Problem to work on
Your task is to write out the lines from the line containing "What's the underlying" through the last line of the material, exactly.

══ Stored records ══

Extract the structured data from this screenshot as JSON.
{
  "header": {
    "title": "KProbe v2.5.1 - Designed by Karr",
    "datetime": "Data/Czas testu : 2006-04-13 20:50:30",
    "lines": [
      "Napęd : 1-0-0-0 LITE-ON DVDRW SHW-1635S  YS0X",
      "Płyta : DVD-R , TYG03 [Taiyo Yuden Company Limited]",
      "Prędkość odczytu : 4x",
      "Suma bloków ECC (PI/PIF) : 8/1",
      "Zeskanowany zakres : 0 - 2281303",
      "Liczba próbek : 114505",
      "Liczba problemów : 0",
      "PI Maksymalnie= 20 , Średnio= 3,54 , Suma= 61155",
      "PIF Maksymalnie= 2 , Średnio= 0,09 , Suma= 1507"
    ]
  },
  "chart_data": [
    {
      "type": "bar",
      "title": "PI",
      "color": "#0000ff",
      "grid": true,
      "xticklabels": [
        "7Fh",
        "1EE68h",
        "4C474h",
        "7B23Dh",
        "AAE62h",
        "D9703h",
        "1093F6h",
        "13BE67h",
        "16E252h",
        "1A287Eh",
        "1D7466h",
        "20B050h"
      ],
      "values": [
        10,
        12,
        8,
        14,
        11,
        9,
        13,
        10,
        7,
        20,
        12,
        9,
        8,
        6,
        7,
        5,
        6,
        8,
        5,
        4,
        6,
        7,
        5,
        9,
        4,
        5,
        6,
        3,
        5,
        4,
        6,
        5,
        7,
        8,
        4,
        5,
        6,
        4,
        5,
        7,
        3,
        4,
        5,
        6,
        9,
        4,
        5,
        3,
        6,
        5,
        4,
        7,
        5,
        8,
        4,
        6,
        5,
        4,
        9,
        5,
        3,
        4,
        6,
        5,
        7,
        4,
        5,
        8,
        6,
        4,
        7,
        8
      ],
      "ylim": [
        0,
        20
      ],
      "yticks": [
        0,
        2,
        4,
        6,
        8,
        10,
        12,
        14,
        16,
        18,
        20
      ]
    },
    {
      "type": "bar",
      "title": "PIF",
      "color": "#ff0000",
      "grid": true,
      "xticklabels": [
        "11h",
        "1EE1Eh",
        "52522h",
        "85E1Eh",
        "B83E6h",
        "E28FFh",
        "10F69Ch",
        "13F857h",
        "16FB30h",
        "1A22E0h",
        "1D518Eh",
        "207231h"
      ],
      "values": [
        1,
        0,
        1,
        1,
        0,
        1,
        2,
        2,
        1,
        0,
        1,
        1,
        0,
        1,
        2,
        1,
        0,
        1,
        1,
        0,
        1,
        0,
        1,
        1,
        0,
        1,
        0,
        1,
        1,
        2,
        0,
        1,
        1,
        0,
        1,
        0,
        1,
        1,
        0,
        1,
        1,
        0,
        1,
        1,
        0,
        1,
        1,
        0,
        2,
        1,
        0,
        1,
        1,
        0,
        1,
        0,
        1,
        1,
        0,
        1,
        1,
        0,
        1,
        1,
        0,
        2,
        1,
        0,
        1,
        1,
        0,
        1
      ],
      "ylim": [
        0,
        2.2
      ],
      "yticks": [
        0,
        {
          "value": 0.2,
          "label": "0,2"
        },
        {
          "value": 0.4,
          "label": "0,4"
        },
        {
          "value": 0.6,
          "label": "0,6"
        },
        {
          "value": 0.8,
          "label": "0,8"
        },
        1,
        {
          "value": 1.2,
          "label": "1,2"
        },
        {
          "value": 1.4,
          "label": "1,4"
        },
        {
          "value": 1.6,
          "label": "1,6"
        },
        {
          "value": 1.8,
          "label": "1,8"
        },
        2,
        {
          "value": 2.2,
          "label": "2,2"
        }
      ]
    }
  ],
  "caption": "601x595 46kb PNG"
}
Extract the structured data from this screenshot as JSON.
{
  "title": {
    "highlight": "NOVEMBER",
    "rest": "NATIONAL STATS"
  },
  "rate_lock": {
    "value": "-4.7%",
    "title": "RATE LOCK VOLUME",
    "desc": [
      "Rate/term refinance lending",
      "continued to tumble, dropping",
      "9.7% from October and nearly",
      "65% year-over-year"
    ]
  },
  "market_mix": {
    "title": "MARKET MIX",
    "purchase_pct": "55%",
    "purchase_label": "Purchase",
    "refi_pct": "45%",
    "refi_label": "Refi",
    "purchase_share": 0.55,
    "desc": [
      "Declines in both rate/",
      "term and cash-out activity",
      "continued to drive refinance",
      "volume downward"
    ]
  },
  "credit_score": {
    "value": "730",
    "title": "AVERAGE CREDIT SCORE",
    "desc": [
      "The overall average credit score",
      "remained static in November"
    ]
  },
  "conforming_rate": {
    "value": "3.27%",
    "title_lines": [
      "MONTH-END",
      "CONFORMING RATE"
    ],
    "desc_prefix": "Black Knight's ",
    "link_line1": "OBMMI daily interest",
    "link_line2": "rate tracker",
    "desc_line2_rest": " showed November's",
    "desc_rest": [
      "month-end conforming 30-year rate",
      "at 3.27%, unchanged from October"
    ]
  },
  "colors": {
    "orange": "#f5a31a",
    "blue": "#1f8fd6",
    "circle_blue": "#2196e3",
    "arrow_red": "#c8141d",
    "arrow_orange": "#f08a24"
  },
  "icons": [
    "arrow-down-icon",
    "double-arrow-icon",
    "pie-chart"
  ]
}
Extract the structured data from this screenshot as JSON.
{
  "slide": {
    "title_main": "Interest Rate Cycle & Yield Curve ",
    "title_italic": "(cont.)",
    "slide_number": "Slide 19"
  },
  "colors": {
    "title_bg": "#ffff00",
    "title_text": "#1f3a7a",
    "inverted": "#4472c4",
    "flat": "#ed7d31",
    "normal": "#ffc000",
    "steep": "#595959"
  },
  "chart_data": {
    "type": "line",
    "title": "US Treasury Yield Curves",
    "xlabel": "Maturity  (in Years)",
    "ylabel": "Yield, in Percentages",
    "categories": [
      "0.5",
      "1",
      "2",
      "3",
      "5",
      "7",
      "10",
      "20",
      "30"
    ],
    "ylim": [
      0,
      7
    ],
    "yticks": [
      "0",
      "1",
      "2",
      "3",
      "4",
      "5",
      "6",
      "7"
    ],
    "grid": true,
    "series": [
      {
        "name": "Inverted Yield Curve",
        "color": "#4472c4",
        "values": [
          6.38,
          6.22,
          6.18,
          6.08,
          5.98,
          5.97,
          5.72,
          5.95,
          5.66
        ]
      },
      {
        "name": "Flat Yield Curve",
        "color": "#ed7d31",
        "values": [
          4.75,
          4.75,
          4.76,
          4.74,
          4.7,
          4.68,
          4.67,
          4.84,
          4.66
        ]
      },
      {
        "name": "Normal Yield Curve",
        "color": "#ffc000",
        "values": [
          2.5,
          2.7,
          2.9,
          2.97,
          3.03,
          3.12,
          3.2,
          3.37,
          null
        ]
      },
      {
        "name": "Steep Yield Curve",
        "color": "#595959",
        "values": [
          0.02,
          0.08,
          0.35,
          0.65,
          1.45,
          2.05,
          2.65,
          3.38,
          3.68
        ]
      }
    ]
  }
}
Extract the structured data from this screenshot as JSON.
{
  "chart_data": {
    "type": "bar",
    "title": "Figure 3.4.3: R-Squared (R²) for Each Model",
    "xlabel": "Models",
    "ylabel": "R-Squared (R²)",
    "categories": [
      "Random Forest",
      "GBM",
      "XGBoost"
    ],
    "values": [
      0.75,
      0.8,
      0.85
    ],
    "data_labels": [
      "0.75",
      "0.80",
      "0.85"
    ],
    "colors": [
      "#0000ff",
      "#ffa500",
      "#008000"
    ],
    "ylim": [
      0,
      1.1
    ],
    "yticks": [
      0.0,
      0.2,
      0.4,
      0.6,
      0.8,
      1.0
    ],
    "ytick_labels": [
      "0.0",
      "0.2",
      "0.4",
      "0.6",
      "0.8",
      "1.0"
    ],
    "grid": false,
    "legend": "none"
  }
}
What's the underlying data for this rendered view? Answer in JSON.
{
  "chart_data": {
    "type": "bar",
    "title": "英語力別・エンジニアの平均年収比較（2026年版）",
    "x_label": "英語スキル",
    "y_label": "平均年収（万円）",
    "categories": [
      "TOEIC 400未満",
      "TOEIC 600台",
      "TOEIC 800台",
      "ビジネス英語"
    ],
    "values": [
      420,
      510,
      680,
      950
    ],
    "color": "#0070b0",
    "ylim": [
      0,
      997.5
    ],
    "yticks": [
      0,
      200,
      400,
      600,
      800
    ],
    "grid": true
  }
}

═══

Output below
What's the underlying data for this rendered view? Answer in JSON.
{
  "chart_data": {
    "type": "bar",
    "title": "英語力別・エンジニアの平均年収比較（2026年版）",
    "x_label": "英語スキル",
    "y_label": "平均年収（万円）",
    "categories": [
      "TOEIC 400未満",
      "TOEIC 600台",
      "TOEIC 800台",
      "ビジネス英語"
    ],
    "values": [
      420,
      510,
      680,
      950
    ],
    "color": "#0070b0",
    "ylim": [
      0,
      997.5
    ],
    "yticks": [
      0,
      200,
      400,
      600,
      800
    ],
    "grid": true
  }
}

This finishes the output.